Every record must be repeated exactly; omit any pictures they contain.

*****

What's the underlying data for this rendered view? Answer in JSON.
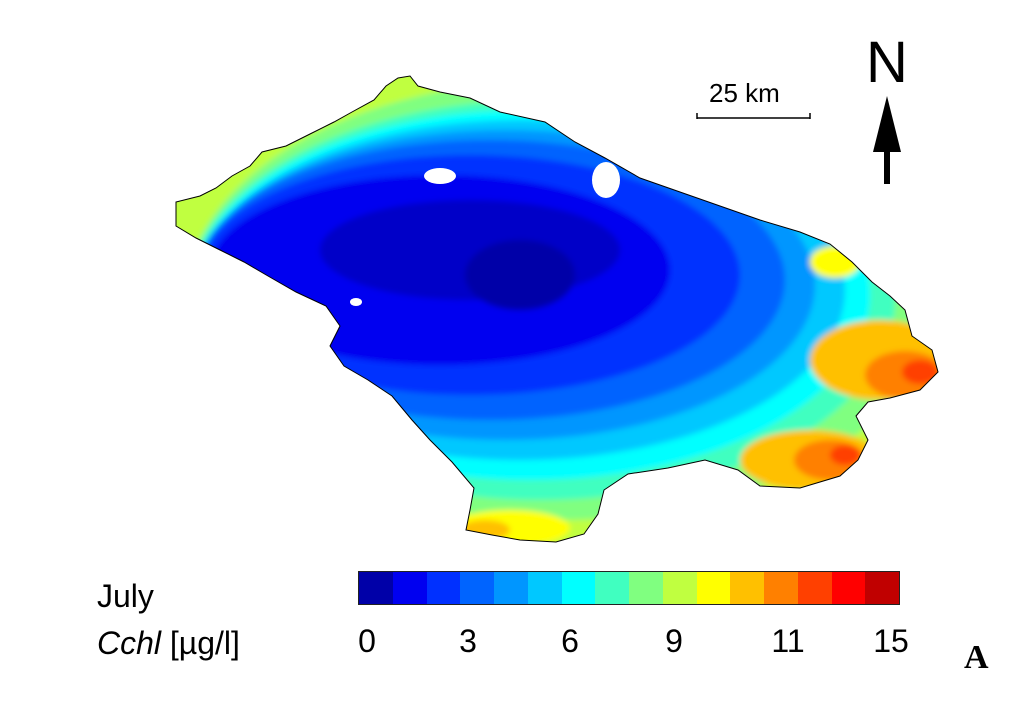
{
  "map": {
    "month": "July",
    "variable_symbol": "Cchl",
    "variable_unit": "[µg/l]",
    "north_label": "N",
    "scale_bar_label": "25 km",
    "panel_letter": "A",
    "colorbar": {
      "colors": [
        "#0000a8",
        "#0000f0",
        "#0030ff",
        "#0064ff",
        "#0096ff",
        "#00c8ff",
        "#00ffff",
        "#40ffc0",
        "#80ff80",
        "#c0ff40",
        "#ffff00",
        "#ffc000",
        "#ff8000",
        "#ff4000",
        "#ff0000",
        "#c00000"
      ],
      "ticks": [
        "0",
        "3",
        "6",
        "9",
        "11",
        "15"
      ]
    }
  }
}
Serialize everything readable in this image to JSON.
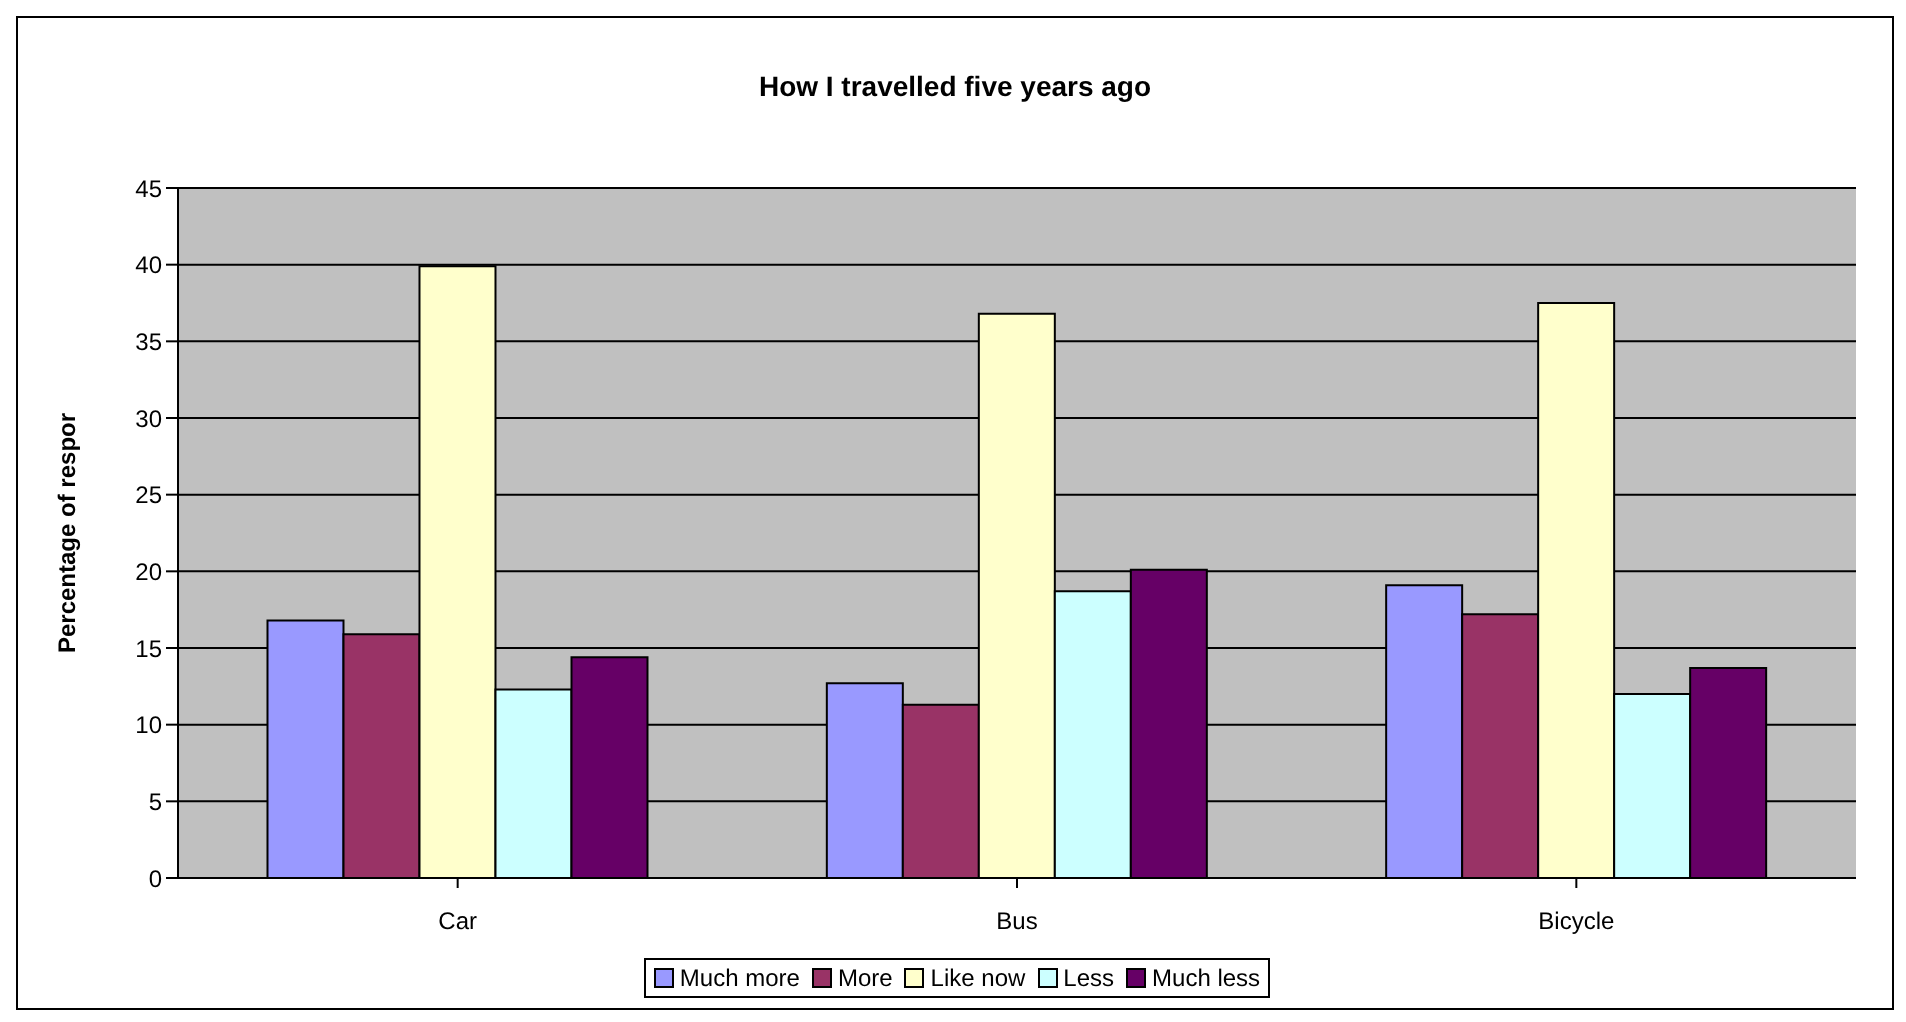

*****

● **FULL SOLUTION**:
What's the underlying data for this rendered view? Answer in JSON.
{
  "map": {
    "month": "July",
    "variable_symbol": "Cchl",
    "variable_unit": "[µg/l]",
    "north_label": "N",
    "scale_bar_label": "25 km",
    "panel_letter": "A",
    "colorbar": {
      "colors": [
        "#0000a8",
        "#0000f0",
        "#0030ff",
        "#0064ff",
        "#0096ff",
        "#00c8ff",
        "#00ffff",
        "#40ffc0",
        "#80ff80",
        "#c0ff40",
        "#ffff00",
        "#ffc000",
        "#ff8000",
        "#ff4000",
        "#ff0000",
        "#c00000"
      ],
      "ticks": [
        "0",
        "3",
        "6",
        "9",
        "11",
        "15"
      ]
    }
  }
}
Serialize everything readable in this image to JSON.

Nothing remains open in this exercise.